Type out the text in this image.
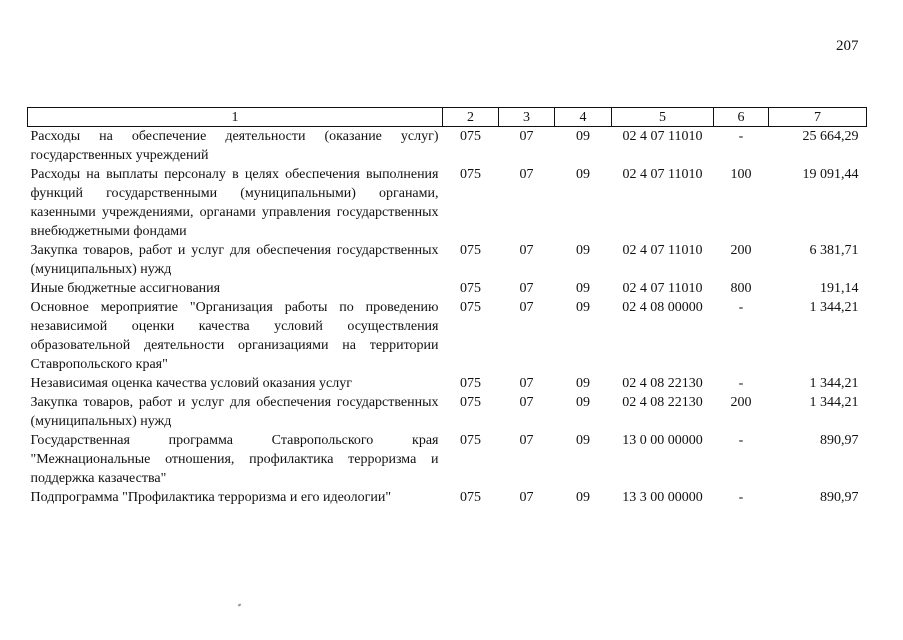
207
1	2	3	4	5	6	7
Расходы на обеспечение деятельности (оказание услуг) государственных учреждений	075	07	09	02 4 07 11010	-	25 664,29
Расходы на выплаты персоналу в целях обеспечения выполнения функций государственными (муниципальными) органами, казенными учреждениями, органами управления государственных внебюджетными фондами	075	07	09	02 4 07 11010	100	19 091,44
Закупка товаров, работ и услуг для обеспечения государственных (муниципальных) нужд	075	07	09	02 4 07 11010	200	6 381,71
Иные бюджетные ассигнования	075	07	09	02 4 07 11010	800	191,14
Основное мероприятие "Организация работы по проведению независимой оценки качества условий осуществления образовательной деятельности организациями на территории Ставропольского края"	075	07	09	02 4 08 00000	-	1 344,21
Независимая оценка качества условий оказания услуг	075	07	09	02 4 08 22130	-	1 344,21
Закупка товаров, работ и услуг для обеспечения государственных (муниципальных) нужд	075	07	09	02 4 08 22130	200	1 344,21
Государственная программа Ставропольского края "Межнациональные отношения, профилактика терроризма и поддержка казачества"	075	07	09	13 0 00 00000	-	890,97
Подпрограмма "Профилактика терроризма и его идеологии"	075	07	09	13 3 00 00000	-	890,97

Requirement
Write out all the entries again, word for word, and print no images.

Result
Type out the text in this image.
207
1	2	3	4	5	6	7
Расходы на обеспечение деятельности (оказание услуг) государственных учреждений	075	07	09	02 4 07 11010	-	25 664,29
Расходы на выплаты персоналу в целях обеспечения выполнения функций государственными (муниципальными) органами, казенными учреждениями, органами управления государственных внебюджетными фондами	075	07	09	02 4 07 11010	100	19 091,44
Закупка товаров, работ и услуг для обеспечения государственных (муниципальных) нужд	075	07	09	02 4 07 11010	200	6 381,71
Иные бюджетные ассигнования	075	07	09	02 4 07 11010	800	191,14
Основное мероприятие "Организация работы по проведению независимой оценки качества условий осуществления образовательной деятельности организациями на территории Ставропольского края"	075	07	09	02 4 08 00000	-	1 344,21
Независимая оценка качества условий оказания услуг	075	07	09	02 4 08 22130	-	1 344,21
Закупка товаров, работ и услуг для обеспечения государственных (муниципальных) нужд	075	07	09	02 4 08 22130	200	1 344,21
Государственная программа Ставропольского края "Межнациональные отношения, профилактика терроризма и поддержка казачества"	075	07	09	13 0 00 00000	-	890,97
Подпрограмма "Профилактика терроризма и его идеологии"	075	07	09	13 3 00 00000	-	890,97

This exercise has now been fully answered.